* start *

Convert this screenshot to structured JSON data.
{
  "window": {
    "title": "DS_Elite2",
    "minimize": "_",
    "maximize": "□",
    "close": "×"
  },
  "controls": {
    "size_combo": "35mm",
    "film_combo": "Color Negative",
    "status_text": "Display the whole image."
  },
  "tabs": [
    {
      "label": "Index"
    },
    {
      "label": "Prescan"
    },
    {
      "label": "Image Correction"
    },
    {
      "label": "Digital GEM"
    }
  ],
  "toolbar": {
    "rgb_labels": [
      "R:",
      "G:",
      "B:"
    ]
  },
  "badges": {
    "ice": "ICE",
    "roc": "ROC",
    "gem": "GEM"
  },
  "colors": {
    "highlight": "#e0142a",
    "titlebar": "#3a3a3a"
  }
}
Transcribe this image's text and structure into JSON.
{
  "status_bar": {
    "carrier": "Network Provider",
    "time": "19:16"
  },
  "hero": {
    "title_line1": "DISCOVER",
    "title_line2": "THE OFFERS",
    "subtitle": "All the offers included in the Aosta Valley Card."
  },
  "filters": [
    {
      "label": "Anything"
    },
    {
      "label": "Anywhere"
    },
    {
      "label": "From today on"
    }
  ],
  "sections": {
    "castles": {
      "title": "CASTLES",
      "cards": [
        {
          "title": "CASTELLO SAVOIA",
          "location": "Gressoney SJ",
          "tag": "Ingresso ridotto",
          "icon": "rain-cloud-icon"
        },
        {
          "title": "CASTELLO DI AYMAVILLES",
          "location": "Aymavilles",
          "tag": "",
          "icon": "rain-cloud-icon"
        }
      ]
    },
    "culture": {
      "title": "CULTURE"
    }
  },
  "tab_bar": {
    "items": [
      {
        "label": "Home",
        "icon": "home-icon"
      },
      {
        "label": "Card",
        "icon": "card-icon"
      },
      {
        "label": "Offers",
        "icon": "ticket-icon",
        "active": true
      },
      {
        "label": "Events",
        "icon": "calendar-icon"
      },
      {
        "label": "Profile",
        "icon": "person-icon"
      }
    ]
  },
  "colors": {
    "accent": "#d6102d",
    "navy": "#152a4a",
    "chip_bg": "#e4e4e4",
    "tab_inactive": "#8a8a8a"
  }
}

* end *

- WHAT YOU WILL DO: All of the entries must be quoted exactly; please include each one.

- ANSWER BELOW:
Convert this screenshot to structured JSON data.
{
  "window": {
    "title": "DS_Elite2",
    "minimize": "_",
    "maximize": "□",
    "close": "×"
  },
  "controls": {
    "size_combo": "35mm",
    "film_combo": "Color Negative",
    "status_text": "Display the whole image."
  },
  "tabs": [
    {
      "label": "Index"
    },
    {
      "label": "Prescan"
    },
    {
      "label": "Image Correction"
    },
    {
      "label": "Digital GEM"
    }
  ],
  "toolbar": {
    "rgb_labels": [
      "R:",
      "G:",
      "B:"
    ]
  },
  "badges": {
    "ice": "ICE",
    "roc": "ROC",
    "gem": "GEM"
  },
  "colors": {
    "highlight": "#e0142a",
    "titlebar": "#3a3a3a"
  }
}
Transcribe this image's text and structure into JSON.
{
  "status_bar": {
    "carrier": "Network Provider",
    "time": "19:16"
  },
  "hero": {
    "title_line1": "DISCOVER",
    "title_line2": "THE OFFERS",
    "subtitle": "All the offers included in the Aosta Valley Card."
  },
  "filters": [
    {
      "label": "Anything"
    },
    {
      "label": "Anywhere"
    },
    {
      "label": "From today on"
    }
  ],
  "sections": {
    "castles": {
      "title": "CASTLES",
      "cards": [
        {
          "title": "CASTELLO SAVOIA",
          "location": "Gressoney SJ",
          "tag": "Ingresso ridotto",
          "icon": "rain-cloud-icon"
        },
        {
          "title": "CASTELLO DI AYMAVILLES",
          "location": "Aymavilles",
          "tag": "",
          "icon": "rain-cloud-icon"
        }
      ]
    },
    "culture": {
      "title": "CULTURE"
    }
  },
  "tab_bar": {
    "items": [
      {
        "label": "Home",
        "icon": "home-icon"
      },
      {
        "label": "Card",
        "icon": "card-icon"
      },
      {
        "label": "Offers",
        "icon": "ticket-icon",
        "active": true
      },
      {
        "label": "Events",
        "icon": "calendar-icon"
      },
      {
        "label": "Profile",
        "icon": "person-icon"
      }
    ]
  },
  "colors": {
    "accent": "#d6102d",
    "navy": "#152a4a",
    "chip_bg": "#e4e4e4",
    "tab_inactive": "#8a8a8a"
  }
}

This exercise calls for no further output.